Written problem: Check each line of the data below for the word "name", then extract the ones that have it.
— begin Input material —
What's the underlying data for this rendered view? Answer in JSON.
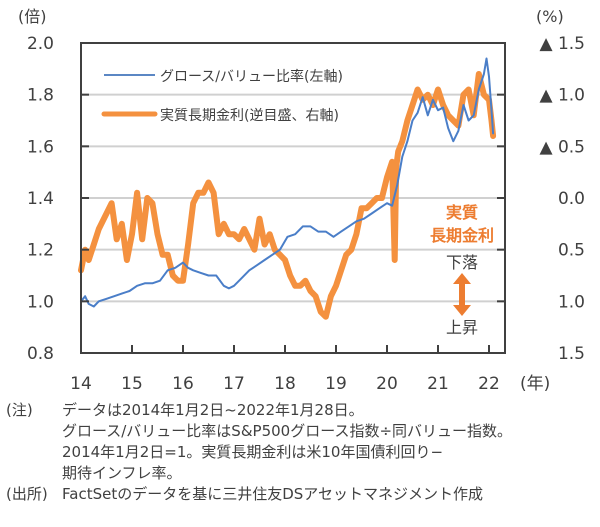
{
  "chart_data": {
    "type": "line",
    "title": "",
    "xlabel": "(年)",
    "ylabel_left": "(倍)",
    "ylabel_right": "(%)",
    "x_ticks": [
      "14",
      "15",
      "16",
      "17",
      "18",
      "19",
      "20",
      "21",
      "22"
    ],
    "x_range": [
      2014.0,
      2022.3
    ],
    "y_left_ticks": [
      "0.8",
      "1.0",
      "1.2",
      "1.4",
      "1.6",
      "1.8",
      "2.0"
    ],
    "y_left_range": [
      0.8,
      2.0
    ],
    "y_right_ticks": [
      "▲ 1.5",
      "▲ 1.0",
      "▲ 0.5",
      "0.0",
      "0.5",
      "1.0",
      "1.5"
    ],
    "y_right_range": [
      -1.5,
      1.5
    ],
    "y_right_inverted": true,
    "grid": true,
    "legend_position": "top-left",
    "series": [
      {
        "name": "グロース/バリュー比率(左軸)",
        "axis": "left",
        "color": "#4a7ec8",
        "x": [
          2014.0,
          2014.08,
          2014.15,
          2014.25,
          2014.35,
          2014.5,
          2014.65,
          2014.8,
          2014.95,
          2015.1,
          2015.25,
          2015.4,
          2015.55,
          2015.7,
          2015.85,
          2016.0,
          2016.1,
          2016.2,
          2016.35,
          2016.5,
          2016.65,
          2016.8,
          2016.9,
          2017.0,
          2017.15,
          2017.3,
          2017.45,
          2017.6,
          2017.75,
          2017.9,
          2018.05,
          2018.2,
          2018.35,
          2018.5,
          2018.65,
          2018.8,
          2018.95,
          2019.1,
          2019.25,
          2019.4,
          2019.55,
          2019.7,
          2019.85,
          2020.0,
          2020.1,
          2020.2,
          2020.3,
          2020.4,
          2020.5,
          2020.6,
          2020.7,
          2020.8,
          2020.9,
          2021.0,
          2021.1,
          2021.2,
          2021.3,
          2021.4,
          2021.5,
          2021.6,
          2021.7,
          2021.8,
          2021.9,
          2021.95,
          2022.0,
          2022.05,
          2022.08
        ],
        "values": [
          1.0,
          1.02,
          0.99,
          0.98,
          1.0,
          1.01,
          1.02,
          1.03,
          1.04,
          1.06,
          1.07,
          1.07,
          1.08,
          1.12,
          1.13,
          1.15,
          1.13,
          1.12,
          1.11,
          1.1,
          1.1,
          1.06,
          1.05,
          1.06,
          1.09,
          1.12,
          1.14,
          1.16,
          1.18,
          1.2,
          1.25,
          1.26,
          1.29,
          1.29,
          1.27,
          1.27,
          1.25,
          1.27,
          1.29,
          1.31,
          1.32,
          1.34,
          1.36,
          1.38,
          1.37,
          1.45,
          1.56,
          1.62,
          1.7,
          1.73,
          1.79,
          1.72,
          1.78,
          1.74,
          1.75,
          1.67,
          1.62,
          1.66,
          1.76,
          1.7,
          1.72,
          1.82,
          1.88,
          1.94,
          1.87,
          1.74,
          1.65
        ]
      },
      {
        "name": "実質長期金利(逆目盛、右軸)",
        "axis": "right",
        "color": "#f4913f",
        "x": [
          2014.0,
          2014.08,
          2014.15,
          2014.25,
          2014.35,
          2014.5,
          2014.6,
          2014.7,
          2014.8,
          2014.9,
          2015.0,
          2015.1,
          2015.2,
          2015.3,
          2015.4,
          2015.5,
          2015.6,
          2015.7,
          2015.8,
          2015.9,
          2016.0,
          2016.1,
          2016.2,
          2016.3,
          2016.4,
          2016.5,
          2016.6,
          2016.7,
          2016.8,
          2016.9,
          2017.0,
          2017.1,
          2017.2,
          2017.3,
          2017.4,
          2017.5,
          2017.6,
          2017.7,
          2017.8,
          2017.9,
          2018.0,
          2018.1,
          2018.2,
          2018.3,
          2018.4,
          2018.5,
          2018.6,
          2018.7,
          2018.8,
          2018.9,
          2019.0,
          2019.1,
          2019.2,
          2019.3,
          2019.4,
          2019.5,
          2019.6,
          2019.7,
          2019.8,
          2019.9,
          2020.0,
          2020.1,
          2020.15,
          2020.18,
          2020.22,
          2020.3,
          2020.4,
          2020.5,
          2020.6,
          2020.7,
          2020.8,
          2020.9,
          2021.0,
          2021.1,
          2021.2,
          2021.3,
          2021.4,
          2021.5,
          2021.6,
          2021.7,
          2021.8,
          2021.9,
          2022.0,
          2022.05,
          2022.08
        ],
        "values": [
          0.7,
          0.5,
          0.6,
          0.45,
          0.3,
          0.15,
          0.05,
          0.4,
          0.25,
          0.6,
          0.35,
          -0.05,
          0.4,
          0.0,
          0.05,
          0.35,
          0.55,
          0.55,
          0.75,
          0.8,
          0.8,
          0.45,
          0.05,
          -0.05,
          -0.05,
          -0.15,
          -0.05,
          0.35,
          0.25,
          0.35,
          0.35,
          0.4,
          0.3,
          0.4,
          0.5,
          0.2,
          0.45,
          0.35,
          0.5,
          0.55,
          0.6,
          0.75,
          0.85,
          0.85,
          0.8,
          0.9,
          0.95,
          1.1,
          1.15,
          0.95,
          0.85,
          0.7,
          0.55,
          0.5,
          0.35,
          0.1,
          0.1,
          0.05,
          0.0,
          0.0,
          -0.2,
          -0.35,
          0.6,
          -0.3,
          -0.45,
          -0.55,
          -0.75,
          -0.9,
          -1.05,
          -0.95,
          -1.0,
          -0.9,
          -1.05,
          -0.9,
          -0.8,
          -0.75,
          -0.7,
          -1.0,
          -1.05,
          -0.8,
          -1.2,
          -1.0,
          -0.95,
          -0.75,
          -0.6
        ]
      }
    ]
  },
  "axes": {
    "left_unit": "(倍)",
    "right_unit": "(%)",
    "x_unit": "(年)"
  },
  "legend": {
    "items": [
      {
        "label": "グロース/バリュー比率(左軸)",
        "color": "#5b87c4"
      },
      {
        "label": "実質長期金利(逆目盛、右軸)",
        "color": "#f4913f"
      }
    ]
  },
  "annotations": {
    "title_line1": "実質",
    "title_line2": "長期金利",
    "down_label": "下落",
    "up_label": "上昇",
    "arrow_color": "#ed7d31"
  },
  "notes": {
    "note_head": "(注)",
    "note_lines": [
      "データは2014年1月2日~2022年1月28日。",
      "グロース/バリュー比率はS&P500グロース指数÷同バリュー指数。",
      "2014年1月2日=1。実質長期金利は米10年国債利回り−",
      "期待インフレ率。"
    ],
    "source_head": "(出所)",
    "source_text": "FactSetのデータを基に三井住友DSアセットマネジメント作成"
  }
}
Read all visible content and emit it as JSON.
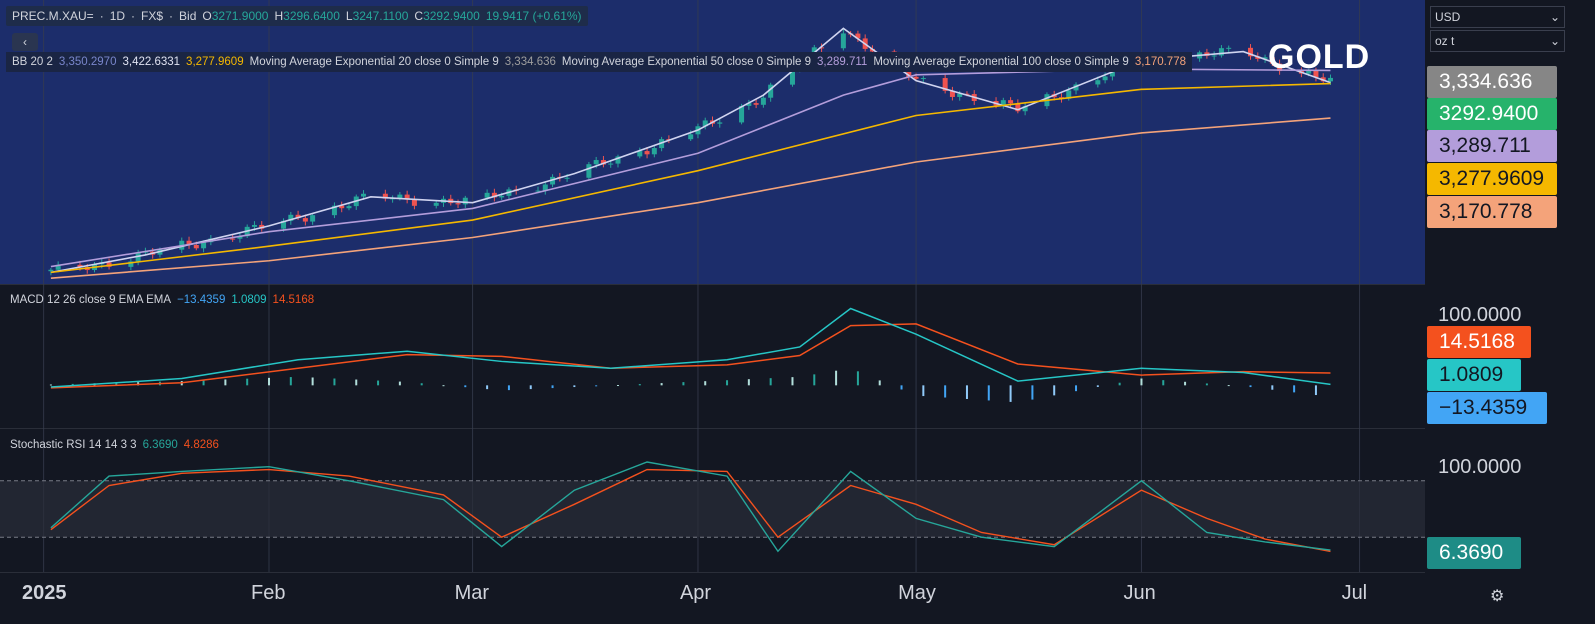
{
  "symbol_bar": {
    "symbol": "PREC.M.XAU=",
    "interval": "1D",
    "source": "FX$",
    "price_type": "Bid",
    "o_label": "O",
    "open": "3271.9000",
    "h_label": "H",
    "high": "3296.6400",
    "l_label": "L",
    "low": "3247.1100",
    "c_label": "C",
    "close": "3292.9400",
    "change": "19.9417 (+0.61%)"
  },
  "collapse_icon": "chevron-left-icon",
  "overlay_legend": {
    "bb_label": "BB 20 2",
    "bb_basis": "3,350.2970",
    "bb_upper": "3,422.6331",
    "bb_lower": "3,277.9609",
    "ema20_label": "Moving Average Exponential 20 close 0 Simple 9",
    "ema20_value": "3,334.636",
    "ema50_label": "Moving Average Exponential 50 close 0 Simple 9",
    "ema50_value": "3,289.711",
    "ema100_label": "Moving Average Exponential 100 close 0 Simple 9",
    "ema100_value": "3,170.778"
  },
  "watermark": "GOLD",
  "currency_select": "USD",
  "unit_select": "oz t",
  "price_tags": [
    {
      "value": "3,334.636",
      "bg": "#868686",
      "fg": "#ffffff"
    },
    {
      "value": "3292.9400",
      "bg": "#26b36b",
      "fg": "#ffffff"
    },
    {
      "value": "3,289.711",
      "bg": "#b39ddb",
      "fg": "#131722"
    },
    {
      "value": "3,277.9609",
      "bg": "#f5b800",
      "fg": "#131722"
    },
    {
      "value": "3,170.778",
      "bg": "#f4a37a",
      "fg": "#131722"
    }
  ],
  "macd_legend": {
    "label": "MACD 12 26 close 9 EMA EMA",
    "histogram": "−13.4359",
    "macd": "1.0809",
    "signal": "14.5168"
  },
  "macd_scale": "100.0000",
  "macd_tags": [
    {
      "value": "14.5168",
      "bg": "#f4511e",
      "fg": "#ffffff"
    },
    {
      "value": "1.0809",
      "bg": "#26c6c6",
      "fg": "#131722"
    },
    {
      "value": "−13.4359",
      "bg": "#42a5f5",
      "fg": "#131722"
    }
  ],
  "stoch_legend": {
    "label": "Stochastic RSI 14 14 3 3",
    "k": "6.3690",
    "d": "4.8286"
  },
  "stoch_scale": "100.0000",
  "stoch_tag": {
    "value": "6.3690",
    "bg": "#1e8c86",
    "fg": "#ffffff"
  },
  "time_axis": [
    "2025",
    "Feb",
    "Mar",
    "Apr",
    "May",
    "Jun",
    "Jul"
  ],
  "settings_icon": "gear-icon",
  "colors": {
    "up": "#26a69a",
    "down": "#ef5350",
    "bb_upper": "#d0d4f0",
    "bb_basis": "#5a6bd8",
    "ema20": "#b39ddb",
    "ema50": "#f5b800",
    "ema100": "#f4a37a",
    "macd_line": "#26c6c6",
    "signal_line": "#f4511e",
    "stoch_k": "#26a69a",
    "stoch_d": "#f4511e"
  },
  "chart_data": {
    "type": "line",
    "title": "GOLD",
    "symbol": "PREC.M.XAU=",
    "xlabel": "",
    "ylabel": "",
    "x_ticks": [
      "2025",
      "Feb",
      "Mar",
      "Apr",
      "May",
      "Jun",
      "Jul"
    ],
    "price_ylim": [
      2600,
      3550
    ],
    "series": [
      {
        "x": [
          "2025-01-02",
          "2025-01-15",
          "2025-02-01",
          "2025-02-15",
          "2025-03-01",
          "2025-03-15",
          "2025-04-01",
          "2025-04-10",
          "2025-04-21",
          "2025-05-01",
          "2025-05-15",
          "2025-06-01",
          "2025-06-15",
          "2025-06-27"
        ],
        "values": [
          2640,
          2700,
          2800,
          2900,
          2880,
          2980,
          3130,
          3250,
          3480,
          3300,
          3200,
          3370,
          3400,
          3293
        ]
      },
      {
        "x": [
          "2025-01-02",
          "2025-02-01",
          "2025-03-01",
          "2025-04-01",
          "2025-04-21",
          "2025-05-01",
          "2025-06-01",
          "2025-06-27"
        ],
        "values": [
          2660,
          2780,
          2860,
          3050,
          3250,
          3320,
          3340,
          3335
        ]
      },
      {
        "x": [
          "2025-01-02",
          "2025-02-01",
          "2025-03-01",
          "2025-04-01",
          "2025-05-01",
          "2025-06-01",
          "2025-06-27"
        ],
        "values": [
          2640,
          2730,
          2820,
          2990,
          3180,
          3270,
          3290
        ]
      },
      {
        "x": [
          "2025-01-02",
          "2025-02-01",
          "2025-03-01",
          "2025-04-01",
          "2025-05-01",
          "2025-06-01",
          "2025-06-27"
        ],
        "values": [
          2620,
          2680,
          2760,
          2880,
          3020,
          3120,
          3171
        ]
      }
    ],
    "macd": {
      "ylim": [
        -50,
        100
      ],
      "x": [
        "2025-01-02",
        "2025-01-20",
        "2025-02-05",
        "2025-02-20",
        "2025-03-05",
        "2025-03-20",
        "2025-04-05",
        "2025-04-15",
        "2025-04-22",
        "2025-05-01",
        "2025-05-15",
        "2025-06-01",
        "2025-06-15",
        "2025-06-27"
      ],
      "macd": [
        -2,
        8,
        30,
        40,
        28,
        20,
        30,
        45,
        90,
        60,
        5,
        20,
        15,
        1.0809
      ],
      "signal": [
        -3,
        3,
        20,
        36,
        34,
        20,
        24,
        35,
        70,
        72,
        25,
        12,
        16,
        14.5168
      ],
      "histogram": [
        1,
        5,
        10,
        4,
        -6,
        0,
        6,
        10,
        20,
        -12,
        -20,
        8,
        -1,
        -13.4359
      ]
    },
    "stoch_rsi": {
      "ylim": [
        0,
        100
      ],
      "bands": [
        20,
        80
      ],
      "x": [
        "2025-01-02",
        "2025-01-10",
        "2025-01-20",
        "2025-02-01",
        "2025-02-12",
        "2025-02-25",
        "2025-03-05",
        "2025-03-15",
        "2025-03-25",
        "2025-04-05",
        "2025-04-12",
        "2025-04-22",
        "2025-05-01",
        "2025-05-10",
        "2025-05-20",
        "2025-06-01",
        "2025-06-10",
        "2025-06-18",
        "2025-06-27"
      ],
      "k": [
        30,
        85,
        90,
        95,
        80,
        60,
        10,
        70,
        100,
        85,
        5,
        90,
        40,
        20,
        10,
        80,
        25,
        15,
        6.369
      ],
      "d": [
        28,
        75,
        88,
        92,
        85,
        65,
        20,
        55,
        92,
        90,
        20,
        75,
        55,
        25,
        12,
        70,
        40,
        18,
        4.8286
      ]
    }
  }
}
— end Input material —
Response to this exercise:
        "name": "グロース/バリュー比率(左軸)",
        "name": "実質長期金利(逆目盛、右軸)",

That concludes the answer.